_REQUIRED TASK_: Go through the listing below and gather every line with the word "декабря".

_TASK DATA_:
☆ ☆ ☆ ☆
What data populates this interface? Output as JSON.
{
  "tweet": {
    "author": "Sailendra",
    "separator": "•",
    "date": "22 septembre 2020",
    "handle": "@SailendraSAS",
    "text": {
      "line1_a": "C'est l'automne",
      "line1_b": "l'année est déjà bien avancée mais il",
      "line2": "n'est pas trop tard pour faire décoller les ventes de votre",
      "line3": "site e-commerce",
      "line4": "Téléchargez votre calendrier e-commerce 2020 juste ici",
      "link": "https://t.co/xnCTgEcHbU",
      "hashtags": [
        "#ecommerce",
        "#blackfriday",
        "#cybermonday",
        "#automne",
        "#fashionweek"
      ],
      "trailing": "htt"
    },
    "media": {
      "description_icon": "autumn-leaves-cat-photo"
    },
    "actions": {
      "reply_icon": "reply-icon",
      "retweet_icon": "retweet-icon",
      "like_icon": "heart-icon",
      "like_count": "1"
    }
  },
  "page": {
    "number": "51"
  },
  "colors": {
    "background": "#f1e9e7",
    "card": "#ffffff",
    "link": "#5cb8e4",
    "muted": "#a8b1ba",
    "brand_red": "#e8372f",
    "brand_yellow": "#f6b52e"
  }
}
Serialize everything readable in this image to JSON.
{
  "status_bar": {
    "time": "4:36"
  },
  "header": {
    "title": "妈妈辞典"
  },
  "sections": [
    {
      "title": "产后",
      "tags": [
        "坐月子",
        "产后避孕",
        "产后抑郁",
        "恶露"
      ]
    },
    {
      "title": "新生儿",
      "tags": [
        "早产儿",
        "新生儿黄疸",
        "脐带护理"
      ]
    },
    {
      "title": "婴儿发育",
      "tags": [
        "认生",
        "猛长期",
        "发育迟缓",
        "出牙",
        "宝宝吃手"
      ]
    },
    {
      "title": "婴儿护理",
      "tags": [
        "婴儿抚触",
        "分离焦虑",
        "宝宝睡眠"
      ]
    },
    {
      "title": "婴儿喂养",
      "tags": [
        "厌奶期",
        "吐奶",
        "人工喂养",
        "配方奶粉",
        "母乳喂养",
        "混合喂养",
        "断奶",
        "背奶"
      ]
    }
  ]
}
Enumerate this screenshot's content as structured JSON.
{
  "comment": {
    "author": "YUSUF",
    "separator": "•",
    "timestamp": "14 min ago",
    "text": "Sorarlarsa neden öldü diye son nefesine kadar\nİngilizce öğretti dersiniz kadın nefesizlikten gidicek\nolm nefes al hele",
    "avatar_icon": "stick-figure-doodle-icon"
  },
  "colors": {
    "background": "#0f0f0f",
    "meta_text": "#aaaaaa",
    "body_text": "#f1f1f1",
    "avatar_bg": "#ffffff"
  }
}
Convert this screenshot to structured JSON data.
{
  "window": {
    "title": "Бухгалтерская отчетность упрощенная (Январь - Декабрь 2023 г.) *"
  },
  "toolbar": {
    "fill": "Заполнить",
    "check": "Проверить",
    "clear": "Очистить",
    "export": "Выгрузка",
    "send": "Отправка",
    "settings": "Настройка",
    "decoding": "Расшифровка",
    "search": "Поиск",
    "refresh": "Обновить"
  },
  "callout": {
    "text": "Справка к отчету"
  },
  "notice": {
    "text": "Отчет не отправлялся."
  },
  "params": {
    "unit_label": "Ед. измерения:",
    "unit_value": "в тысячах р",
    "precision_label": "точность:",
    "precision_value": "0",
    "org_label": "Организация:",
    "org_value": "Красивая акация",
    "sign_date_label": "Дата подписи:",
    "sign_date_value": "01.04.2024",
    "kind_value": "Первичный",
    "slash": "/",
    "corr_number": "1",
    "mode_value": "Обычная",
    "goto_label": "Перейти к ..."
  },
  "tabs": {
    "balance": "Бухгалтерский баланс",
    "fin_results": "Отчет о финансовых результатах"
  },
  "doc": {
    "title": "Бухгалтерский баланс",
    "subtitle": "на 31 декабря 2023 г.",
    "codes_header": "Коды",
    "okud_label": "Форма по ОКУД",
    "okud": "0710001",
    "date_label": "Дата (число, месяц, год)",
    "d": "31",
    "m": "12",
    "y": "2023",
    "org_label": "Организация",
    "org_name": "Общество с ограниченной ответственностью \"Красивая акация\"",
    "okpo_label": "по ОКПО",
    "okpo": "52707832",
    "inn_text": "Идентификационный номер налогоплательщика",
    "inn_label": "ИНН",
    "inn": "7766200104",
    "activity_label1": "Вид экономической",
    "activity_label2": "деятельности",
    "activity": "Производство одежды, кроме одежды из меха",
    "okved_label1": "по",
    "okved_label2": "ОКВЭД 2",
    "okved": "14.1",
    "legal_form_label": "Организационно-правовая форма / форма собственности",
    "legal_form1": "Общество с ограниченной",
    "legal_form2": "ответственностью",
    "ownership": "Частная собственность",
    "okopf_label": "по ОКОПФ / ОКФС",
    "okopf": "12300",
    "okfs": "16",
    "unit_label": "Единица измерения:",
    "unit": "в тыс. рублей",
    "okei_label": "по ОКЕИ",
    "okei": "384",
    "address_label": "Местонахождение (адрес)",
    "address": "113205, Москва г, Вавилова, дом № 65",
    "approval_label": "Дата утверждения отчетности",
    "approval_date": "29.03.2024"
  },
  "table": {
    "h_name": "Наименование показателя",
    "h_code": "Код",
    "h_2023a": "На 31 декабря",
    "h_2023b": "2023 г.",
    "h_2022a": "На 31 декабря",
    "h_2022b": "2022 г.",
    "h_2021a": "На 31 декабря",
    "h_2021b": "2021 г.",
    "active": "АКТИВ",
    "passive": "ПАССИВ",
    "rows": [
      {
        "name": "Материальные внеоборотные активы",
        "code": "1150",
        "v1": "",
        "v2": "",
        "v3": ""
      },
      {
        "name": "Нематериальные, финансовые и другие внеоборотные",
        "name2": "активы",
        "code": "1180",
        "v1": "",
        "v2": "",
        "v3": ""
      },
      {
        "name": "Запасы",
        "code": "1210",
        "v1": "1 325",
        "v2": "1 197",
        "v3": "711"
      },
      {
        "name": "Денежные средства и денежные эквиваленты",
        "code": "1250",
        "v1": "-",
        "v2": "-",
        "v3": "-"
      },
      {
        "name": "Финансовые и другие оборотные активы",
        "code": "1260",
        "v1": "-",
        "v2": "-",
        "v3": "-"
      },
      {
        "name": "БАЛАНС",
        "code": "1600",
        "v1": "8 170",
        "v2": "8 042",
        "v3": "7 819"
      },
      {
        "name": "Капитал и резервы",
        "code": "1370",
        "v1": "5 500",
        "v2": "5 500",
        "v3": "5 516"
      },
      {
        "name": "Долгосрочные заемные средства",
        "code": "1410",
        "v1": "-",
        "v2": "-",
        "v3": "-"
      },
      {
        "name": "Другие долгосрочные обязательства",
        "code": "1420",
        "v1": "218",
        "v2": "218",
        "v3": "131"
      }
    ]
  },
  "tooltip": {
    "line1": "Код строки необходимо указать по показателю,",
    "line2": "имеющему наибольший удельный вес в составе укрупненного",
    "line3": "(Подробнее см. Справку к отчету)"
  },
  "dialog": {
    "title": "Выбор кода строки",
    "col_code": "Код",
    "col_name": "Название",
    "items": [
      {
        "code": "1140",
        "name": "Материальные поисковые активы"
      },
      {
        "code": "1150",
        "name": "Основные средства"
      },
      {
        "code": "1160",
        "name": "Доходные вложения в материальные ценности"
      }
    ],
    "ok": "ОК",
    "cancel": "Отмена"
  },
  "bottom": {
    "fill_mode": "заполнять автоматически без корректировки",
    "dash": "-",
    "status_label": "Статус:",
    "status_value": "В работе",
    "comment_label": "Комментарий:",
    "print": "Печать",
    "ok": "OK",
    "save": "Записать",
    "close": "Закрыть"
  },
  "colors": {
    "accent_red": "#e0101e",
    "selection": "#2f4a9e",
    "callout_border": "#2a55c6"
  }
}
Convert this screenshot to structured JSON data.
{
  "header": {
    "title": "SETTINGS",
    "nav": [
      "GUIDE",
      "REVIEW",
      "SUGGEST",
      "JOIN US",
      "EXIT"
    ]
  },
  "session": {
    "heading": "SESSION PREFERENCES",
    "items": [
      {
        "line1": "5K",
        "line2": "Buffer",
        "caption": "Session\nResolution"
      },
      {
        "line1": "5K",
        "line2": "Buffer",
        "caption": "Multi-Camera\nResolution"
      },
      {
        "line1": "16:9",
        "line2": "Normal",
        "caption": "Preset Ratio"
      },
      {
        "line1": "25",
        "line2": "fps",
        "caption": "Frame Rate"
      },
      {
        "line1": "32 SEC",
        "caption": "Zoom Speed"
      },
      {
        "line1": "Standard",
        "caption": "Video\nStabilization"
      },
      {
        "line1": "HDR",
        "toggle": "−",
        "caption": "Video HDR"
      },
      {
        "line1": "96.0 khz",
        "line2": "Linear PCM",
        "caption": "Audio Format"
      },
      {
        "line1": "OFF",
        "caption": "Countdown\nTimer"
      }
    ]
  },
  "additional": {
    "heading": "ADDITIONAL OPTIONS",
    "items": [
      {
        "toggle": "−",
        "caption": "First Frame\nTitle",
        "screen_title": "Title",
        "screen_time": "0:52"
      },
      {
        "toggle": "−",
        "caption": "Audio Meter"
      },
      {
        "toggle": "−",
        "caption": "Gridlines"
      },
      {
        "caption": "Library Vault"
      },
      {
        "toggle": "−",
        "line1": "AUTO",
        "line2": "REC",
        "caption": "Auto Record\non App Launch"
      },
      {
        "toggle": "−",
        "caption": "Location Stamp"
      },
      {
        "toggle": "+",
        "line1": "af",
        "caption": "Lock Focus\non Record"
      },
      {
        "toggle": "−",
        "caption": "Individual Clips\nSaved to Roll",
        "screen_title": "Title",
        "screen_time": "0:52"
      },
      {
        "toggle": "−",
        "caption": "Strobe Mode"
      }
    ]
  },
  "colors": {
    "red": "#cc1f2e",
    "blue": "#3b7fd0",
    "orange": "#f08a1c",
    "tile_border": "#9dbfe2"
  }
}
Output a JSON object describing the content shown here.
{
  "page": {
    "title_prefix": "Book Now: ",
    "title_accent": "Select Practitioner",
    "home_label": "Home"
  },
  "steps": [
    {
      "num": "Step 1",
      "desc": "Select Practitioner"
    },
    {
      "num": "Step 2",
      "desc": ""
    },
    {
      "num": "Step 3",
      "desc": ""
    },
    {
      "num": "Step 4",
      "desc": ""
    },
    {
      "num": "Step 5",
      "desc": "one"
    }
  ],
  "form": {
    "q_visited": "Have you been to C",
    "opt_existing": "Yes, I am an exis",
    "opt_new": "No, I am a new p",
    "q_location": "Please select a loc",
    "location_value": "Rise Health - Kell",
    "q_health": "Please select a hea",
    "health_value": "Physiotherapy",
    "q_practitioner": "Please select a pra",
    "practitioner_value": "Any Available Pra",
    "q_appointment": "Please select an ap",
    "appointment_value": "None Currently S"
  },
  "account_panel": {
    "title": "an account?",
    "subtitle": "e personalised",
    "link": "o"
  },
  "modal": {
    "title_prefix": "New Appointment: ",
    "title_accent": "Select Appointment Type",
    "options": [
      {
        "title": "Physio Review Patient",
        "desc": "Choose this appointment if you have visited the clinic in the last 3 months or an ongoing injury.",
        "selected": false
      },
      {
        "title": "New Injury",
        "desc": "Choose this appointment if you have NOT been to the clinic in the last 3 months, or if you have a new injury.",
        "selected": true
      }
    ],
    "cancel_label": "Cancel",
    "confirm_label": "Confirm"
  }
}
☆ ☆ ☆ ☆
_ANSWER TO THE PROBLEM_:
    "subtitle": "на 31 декабря 2023 г.",
    "h_2023a": "На 31 декабря",
    "h_2022a": "На 31 декабря",
    "h_2021a": "На 31 декабря",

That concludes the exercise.